» **WORK TO BE COMPLETED**
Copy every entry word for word, but skip the pictures.

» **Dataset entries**

____

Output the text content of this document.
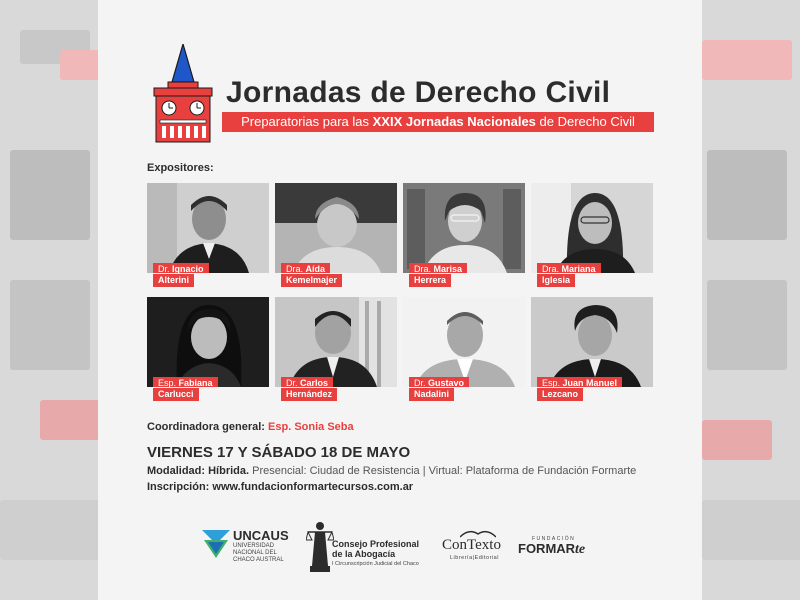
Jornadas de Derecho Civil
Preparatorias para las XXIX Jornadas Nacionales de Derecho Civil
Expositores:
Dr. Ignacio
Alterini
Dra. Aída
Kemelmajer
Dra. Marisa
Herrera
Dra. Mariana
Iglesia
Esp. Fabiana
Carlucci
Dr. Carlos
Hernández
Dr. Gustavo
Nadalini
Esp. Juan Manuel
Lezcano
Coordinadora general: Esp. Sonia Seba
VIERNES 17 Y SÁBADO 18 DE MAYO
Modalidad: Híbrida. Presencial: Ciudad de Resistencia | Virtual: Plataforma de Fundación Formarte
Inscripción: www.fundacionformartecursos.com.ar
UNCAUS
UNIVERSIDAD
NACIONAL DEL
CHACO AUSTRAL
Consejo Profesional
de la Abogacía
I Circunscripción Judicial del Chaco
ConTexto
Librería|Editorial
FUNDACIÓN
FORMARte
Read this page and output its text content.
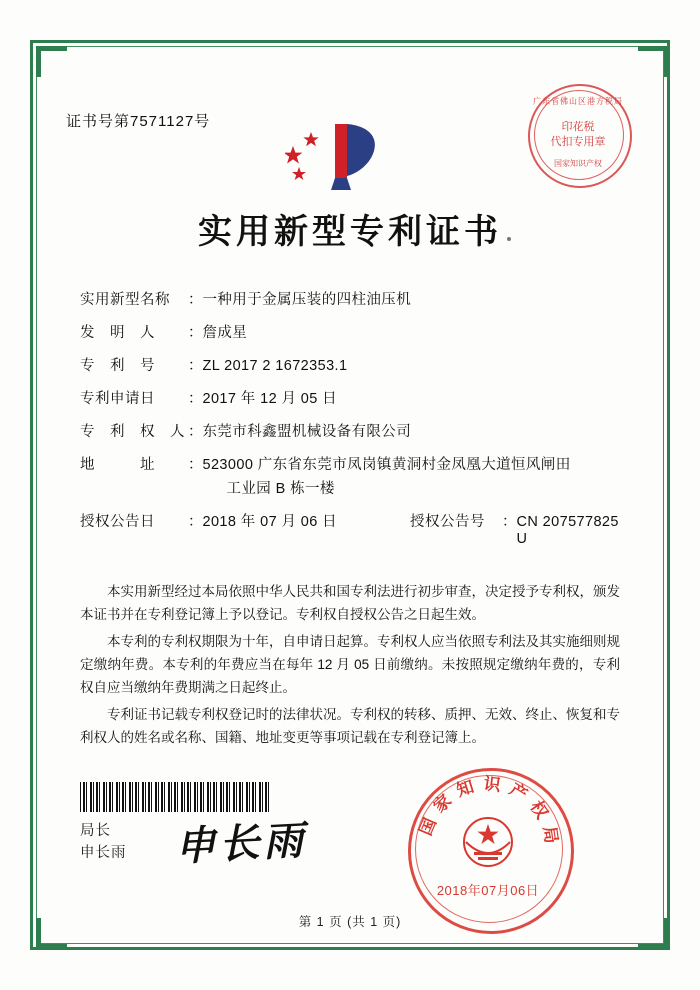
证书号第7571127号
广东省佛山区港方税局
印花税
代扣专用章
国家知识产权
实用新型专利证书
实用新型名称	： 一种用于金属压装的四柱油压机
发　明　人	： 詹成星
专　利　号	： ZL 2017 2 1672353.1
专利申请日	： 2017 年 12 月 05 日
专　利　权　人 ： 东莞市科鑫盟机械设备有限公司
地　　　址	： 523000 广东省东莞市凤岗镇黄洞村金凤凰大道恒风闸田
工业园 B 栋一楼
授权公告日	： 2018 年 07 月 06 日	授权公告号	： CN 207577825 U

本实用新型经过本局依照中华人民共和国专利法进行初步审查，决定授予专利权，颁发本证书并在专利登记簿上予以登记。专利权自授权公告之日起生效。

本专利的专利权期限为十年，自申请日起算。专利权人应当依照专利法及其实施细则规定缴纳年费。本专利的年费应当在每年 12 月 05 日前缴纳。未按照规定缴纳年费的，专利权自应当缴纳年费期满之日起终止。

专利证书记载专利权登记时的法律状况。专利权的转移、质押、无效、终止、恢复和专利权人的姓名或名称、国籍、地址变更等事项记载在专利登记簿上。

局长
申长雨 申长雨	国家知识产权局
2018年07月06日
第 1 页 (共 1 页)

____

» **FULL SOLUTION**
Output the text content of this document.
Jornadas de Derecho Civil
Preparatorias para las XXIX Jornadas Nacionales de Derecho Civil
Expositores:
Dr. Ignacio
Alterini
Dra. Aída
Kemelmajer
Dra. Marisa
Herrera
Dra. Mariana
Iglesia
Esp. Fabiana
Carlucci
Dr. Carlos
Hernández
Dr. Gustavo
Nadalini
Esp. Juan Manuel
Lezcano
Coordinadora general: Esp. Sonia Seba
VIERNES 17 Y SÁBADO 18 DE MAYO
Modalidad: Híbrida. Presencial: Ciudad de Resistencia | Virtual: Plataforma de Fundación Formarte
Inscripción: www.fundacionformartecursos.com.ar
UNCAUS
UNIVERSIDAD
NACIONAL DEL
CHACO AUSTRAL
Consejo Profesional
de la Abogacía
I Circunscripción Judicial del Chaco
ConTexto
Librería|Editorial
FUNDACIÓN
FORMARte
Read this page and output its text content.
证书号第7571127号
广东省佛山区港方税局
印花税
代扣专用章
国家知识产权
实用新型专利证书
实用新型名称	： 一种用于金属压装的四柱油压机
发　明　人	： 詹成星
专　利　号	： ZL 2017 2 1672353.1
专利申请日	： 2017 年 12 月 05 日
专　利　权　人 ： 东莞市科鑫盟机械设备有限公司
地　　　址	： 523000 广东省东莞市凤岗镇黄洞村金凤凰大道恒风闸田
工业园 B 栋一楼
授权公告日	： 2018 年 07 月 06 日	授权公告号	： CN 207577825 U

本实用新型经过本局依照中华人民共和国专利法进行初步审查，决定授予专利权，颁发本证书并在专利登记簿上予以登记。专利权自授权公告之日起生效。

本专利的专利权期限为十年，自申请日起算。专利权人应当依照专利法及其实施细则规定缴纳年费。本专利的年费应当在每年 12 月 05 日前缴纳。未按照规定缴纳年费的，专利权自应当缴纳年费期满之日起终止。

专利证书记载专利权登记时的法律状况。专利权的转移、质押、无效、终止、恢复和专利权人的姓名或名称、国籍、地址变更等事项记载在专利登记簿上。

局长
申长雨 申长雨	国家知识产权局
2018年07月06日
第 1 页 (共 1 页)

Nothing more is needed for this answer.